• DOCUMENT EXTRACT
>>

There are several potential reasons for these findings. First, we speculate the lack of trends could be due to a threshold; that is, the nerve fibers may need to attain a certain level of damage before there are measurable changes in CS. Second, minute changes in CS may not be measurable with our current tools, in the same way small changes in RNFLT are quantifiable with OCT. Third, CS might pertain to a discrete aspect of vision, related to only a subpopulation of RNFL cells rather than the entire retina [25]. The ganglion cell and inner plexiform layers have been found to have comparable sensitivity in diagnosing glaucoma when compared to the average RNFLT [26]. It may very well be that our ability to discern contrast is a complex summation of the function of multiple cell types and layers in the retina, which OCT currently combines into one distinct layer.

<<

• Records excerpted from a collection

>>

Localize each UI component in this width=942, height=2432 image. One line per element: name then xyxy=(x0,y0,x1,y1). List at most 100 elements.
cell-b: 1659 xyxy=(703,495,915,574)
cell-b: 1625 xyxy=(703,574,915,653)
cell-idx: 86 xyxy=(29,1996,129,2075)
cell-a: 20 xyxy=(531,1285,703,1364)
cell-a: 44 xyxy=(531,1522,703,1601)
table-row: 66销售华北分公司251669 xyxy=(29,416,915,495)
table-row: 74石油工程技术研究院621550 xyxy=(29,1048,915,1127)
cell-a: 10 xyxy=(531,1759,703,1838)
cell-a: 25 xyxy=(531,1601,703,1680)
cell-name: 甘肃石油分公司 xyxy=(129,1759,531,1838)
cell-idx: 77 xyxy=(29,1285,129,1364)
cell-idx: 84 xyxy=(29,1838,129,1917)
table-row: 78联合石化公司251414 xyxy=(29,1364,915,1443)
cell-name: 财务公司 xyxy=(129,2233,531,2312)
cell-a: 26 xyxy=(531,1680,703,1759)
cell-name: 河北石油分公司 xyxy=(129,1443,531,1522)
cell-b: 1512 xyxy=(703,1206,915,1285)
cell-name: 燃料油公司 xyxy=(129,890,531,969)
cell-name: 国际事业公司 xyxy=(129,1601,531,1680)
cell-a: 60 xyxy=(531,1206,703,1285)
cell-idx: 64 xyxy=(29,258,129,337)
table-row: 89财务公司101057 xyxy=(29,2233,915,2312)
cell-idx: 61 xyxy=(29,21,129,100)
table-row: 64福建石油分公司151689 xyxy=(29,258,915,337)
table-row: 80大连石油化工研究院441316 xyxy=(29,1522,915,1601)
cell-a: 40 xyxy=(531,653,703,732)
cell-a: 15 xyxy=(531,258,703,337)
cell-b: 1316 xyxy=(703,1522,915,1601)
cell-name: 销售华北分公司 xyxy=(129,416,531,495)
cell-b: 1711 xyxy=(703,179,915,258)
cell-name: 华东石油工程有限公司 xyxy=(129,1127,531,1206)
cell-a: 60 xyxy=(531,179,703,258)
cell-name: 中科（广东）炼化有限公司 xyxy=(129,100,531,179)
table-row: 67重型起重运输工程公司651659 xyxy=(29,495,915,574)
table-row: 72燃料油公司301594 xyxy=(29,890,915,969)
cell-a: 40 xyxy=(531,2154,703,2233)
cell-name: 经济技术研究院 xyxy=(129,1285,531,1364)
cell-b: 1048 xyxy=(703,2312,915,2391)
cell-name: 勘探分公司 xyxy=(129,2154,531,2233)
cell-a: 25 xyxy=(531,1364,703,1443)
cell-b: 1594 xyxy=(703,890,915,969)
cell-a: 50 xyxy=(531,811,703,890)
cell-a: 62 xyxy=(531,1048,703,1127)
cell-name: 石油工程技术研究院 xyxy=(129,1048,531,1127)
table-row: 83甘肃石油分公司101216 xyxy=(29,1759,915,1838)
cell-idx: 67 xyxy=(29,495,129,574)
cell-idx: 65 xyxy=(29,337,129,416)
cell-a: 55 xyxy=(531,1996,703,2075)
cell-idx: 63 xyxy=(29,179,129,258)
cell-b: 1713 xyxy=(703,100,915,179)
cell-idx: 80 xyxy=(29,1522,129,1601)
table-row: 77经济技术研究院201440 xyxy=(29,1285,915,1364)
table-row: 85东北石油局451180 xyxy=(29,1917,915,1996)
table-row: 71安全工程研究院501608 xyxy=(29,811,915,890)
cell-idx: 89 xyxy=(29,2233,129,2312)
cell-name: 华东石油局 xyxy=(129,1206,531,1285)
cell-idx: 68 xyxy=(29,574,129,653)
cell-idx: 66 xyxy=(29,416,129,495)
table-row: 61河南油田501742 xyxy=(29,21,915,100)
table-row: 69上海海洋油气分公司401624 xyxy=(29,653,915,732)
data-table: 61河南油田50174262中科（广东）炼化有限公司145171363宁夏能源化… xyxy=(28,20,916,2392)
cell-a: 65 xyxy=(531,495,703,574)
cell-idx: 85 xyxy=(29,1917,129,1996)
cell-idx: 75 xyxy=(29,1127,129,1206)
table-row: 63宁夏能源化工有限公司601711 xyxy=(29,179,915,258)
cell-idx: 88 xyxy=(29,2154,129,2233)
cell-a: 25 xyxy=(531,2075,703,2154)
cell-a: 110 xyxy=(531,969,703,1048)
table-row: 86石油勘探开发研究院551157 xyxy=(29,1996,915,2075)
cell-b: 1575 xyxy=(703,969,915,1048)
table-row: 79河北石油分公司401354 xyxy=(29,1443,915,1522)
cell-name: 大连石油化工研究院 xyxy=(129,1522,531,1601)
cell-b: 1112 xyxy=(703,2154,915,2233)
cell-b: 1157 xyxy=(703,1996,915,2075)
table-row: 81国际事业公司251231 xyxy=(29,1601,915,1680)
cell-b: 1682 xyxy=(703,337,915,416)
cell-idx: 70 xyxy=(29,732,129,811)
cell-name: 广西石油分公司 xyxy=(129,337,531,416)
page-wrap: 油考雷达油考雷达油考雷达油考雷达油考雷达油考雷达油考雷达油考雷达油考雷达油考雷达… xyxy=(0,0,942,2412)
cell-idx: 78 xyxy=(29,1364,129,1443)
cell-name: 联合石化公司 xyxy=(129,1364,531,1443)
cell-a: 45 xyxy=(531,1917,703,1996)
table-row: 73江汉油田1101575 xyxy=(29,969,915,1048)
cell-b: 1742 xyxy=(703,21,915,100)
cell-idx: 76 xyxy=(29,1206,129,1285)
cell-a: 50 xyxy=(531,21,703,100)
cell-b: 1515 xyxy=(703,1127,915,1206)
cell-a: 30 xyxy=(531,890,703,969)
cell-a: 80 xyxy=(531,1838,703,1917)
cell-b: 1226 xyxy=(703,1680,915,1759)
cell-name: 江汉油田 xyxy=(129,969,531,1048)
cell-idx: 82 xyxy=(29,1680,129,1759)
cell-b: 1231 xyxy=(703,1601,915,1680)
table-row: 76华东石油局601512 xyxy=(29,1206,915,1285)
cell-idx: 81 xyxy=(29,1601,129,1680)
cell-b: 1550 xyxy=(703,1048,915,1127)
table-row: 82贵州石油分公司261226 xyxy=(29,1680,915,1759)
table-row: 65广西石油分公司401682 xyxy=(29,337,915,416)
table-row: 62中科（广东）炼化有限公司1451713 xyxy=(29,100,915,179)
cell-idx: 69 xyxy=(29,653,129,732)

<<

• EXERCISES TO COMPLETE
1. List every abbreviation that appears in the glaucoma passage, in the order each first occurs.
2. Retype the glaucoma passage from "There are several" up to and including "one distinct layer.".

• ANSWERS BY ITEM NUMBER
1. CS, RNFLT, OCT, RNFL

2.
There are several potential reasons for these findings. First, we speculate the lack of trends could be due to a threshold; that is, the nerve fibers may need to attain a certain level of damage before there are measurable changes in CS. Second, minute changes in CS may not be measurable with our current tools, in the same way small changes in RNFLT are quantifiable with OCT. Third, CS might pertain to a discrete aspect of vision, related to only a subpopulation of RNFL cells rather than the entire retina [25]. The ganglion cell and inner plexiform layers have been found to have comparable sensitivity in diagnosing glaucoma when compared to the average RNFLT [26]. It may very well be that our ability to discern contrast is a complex summation of the function of multiple cell types and layers in the retina, which OCT currently combines into one distinct layer.